Begin EXTRACTED ENTRIES

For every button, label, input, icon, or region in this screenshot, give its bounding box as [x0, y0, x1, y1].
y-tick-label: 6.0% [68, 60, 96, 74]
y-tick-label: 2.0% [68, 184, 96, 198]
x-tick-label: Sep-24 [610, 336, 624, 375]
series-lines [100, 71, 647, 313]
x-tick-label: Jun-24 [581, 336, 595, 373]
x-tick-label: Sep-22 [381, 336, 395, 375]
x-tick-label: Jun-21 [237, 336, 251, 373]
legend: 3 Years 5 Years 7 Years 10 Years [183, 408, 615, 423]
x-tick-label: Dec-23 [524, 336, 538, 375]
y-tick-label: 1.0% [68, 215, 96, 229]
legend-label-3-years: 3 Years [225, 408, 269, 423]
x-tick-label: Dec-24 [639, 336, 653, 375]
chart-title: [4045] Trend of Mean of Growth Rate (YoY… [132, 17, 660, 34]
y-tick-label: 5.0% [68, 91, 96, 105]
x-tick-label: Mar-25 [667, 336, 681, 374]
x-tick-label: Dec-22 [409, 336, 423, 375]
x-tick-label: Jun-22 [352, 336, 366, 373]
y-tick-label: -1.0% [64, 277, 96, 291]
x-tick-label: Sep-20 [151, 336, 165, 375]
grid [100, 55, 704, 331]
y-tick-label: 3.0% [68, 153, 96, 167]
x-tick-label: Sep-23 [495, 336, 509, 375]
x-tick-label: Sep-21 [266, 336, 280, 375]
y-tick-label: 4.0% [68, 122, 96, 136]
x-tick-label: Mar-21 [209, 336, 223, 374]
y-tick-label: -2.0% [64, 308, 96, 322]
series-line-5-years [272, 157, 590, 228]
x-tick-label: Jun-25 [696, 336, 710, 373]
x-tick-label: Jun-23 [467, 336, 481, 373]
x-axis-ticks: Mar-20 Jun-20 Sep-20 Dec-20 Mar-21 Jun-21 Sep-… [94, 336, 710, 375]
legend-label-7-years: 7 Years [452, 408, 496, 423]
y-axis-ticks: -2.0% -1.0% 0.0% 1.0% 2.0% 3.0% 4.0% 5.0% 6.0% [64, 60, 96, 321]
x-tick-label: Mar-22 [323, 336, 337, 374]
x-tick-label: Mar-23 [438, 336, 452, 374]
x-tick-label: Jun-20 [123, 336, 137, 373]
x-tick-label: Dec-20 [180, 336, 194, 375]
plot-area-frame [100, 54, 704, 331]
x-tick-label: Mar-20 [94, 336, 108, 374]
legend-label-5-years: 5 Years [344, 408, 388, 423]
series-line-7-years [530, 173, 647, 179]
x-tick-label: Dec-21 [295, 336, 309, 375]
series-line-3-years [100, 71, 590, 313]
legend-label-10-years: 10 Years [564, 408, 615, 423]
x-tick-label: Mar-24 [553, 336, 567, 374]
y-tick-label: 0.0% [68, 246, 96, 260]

End EXTRACTED ENTRIES
Begin EXTRACTED ENTRIES

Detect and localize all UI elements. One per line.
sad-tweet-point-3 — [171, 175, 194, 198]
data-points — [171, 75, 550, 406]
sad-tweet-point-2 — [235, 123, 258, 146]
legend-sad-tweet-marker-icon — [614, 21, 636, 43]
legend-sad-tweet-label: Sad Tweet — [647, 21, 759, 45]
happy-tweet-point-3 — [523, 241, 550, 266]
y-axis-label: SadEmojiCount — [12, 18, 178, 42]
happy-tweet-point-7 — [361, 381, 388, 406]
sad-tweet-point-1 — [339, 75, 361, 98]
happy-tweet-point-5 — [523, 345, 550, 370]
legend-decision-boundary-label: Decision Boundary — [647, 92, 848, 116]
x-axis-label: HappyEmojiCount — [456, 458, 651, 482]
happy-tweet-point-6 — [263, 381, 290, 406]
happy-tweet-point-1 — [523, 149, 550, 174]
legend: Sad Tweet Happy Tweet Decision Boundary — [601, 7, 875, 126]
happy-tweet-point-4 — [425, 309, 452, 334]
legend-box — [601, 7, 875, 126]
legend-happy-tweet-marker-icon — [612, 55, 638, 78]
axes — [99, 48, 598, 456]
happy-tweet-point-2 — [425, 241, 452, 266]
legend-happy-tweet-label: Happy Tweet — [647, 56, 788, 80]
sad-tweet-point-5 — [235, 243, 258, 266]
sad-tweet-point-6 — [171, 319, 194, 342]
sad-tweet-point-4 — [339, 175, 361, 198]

End EXTRACTED ENTRIES

BRIEF
Copy the rows from the one containing "For every button, label, input, icon, or" through the one containing "series-lines [100, 71, 647, 313]", both included, with nothing changed.

TASK OUTPUT
For every button, label, input, icon, or region in this screenshot, give its bounding box as [x0, y0, x1, y1].
y-tick-label: 6.0% [68, 60, 96, 74]
y-tick-label: 2.0% [68, 184, 96, 198]
x-tick-label: Sep-24 [610, 336, 624, 375]
series-lines [100, 71, 647, 313]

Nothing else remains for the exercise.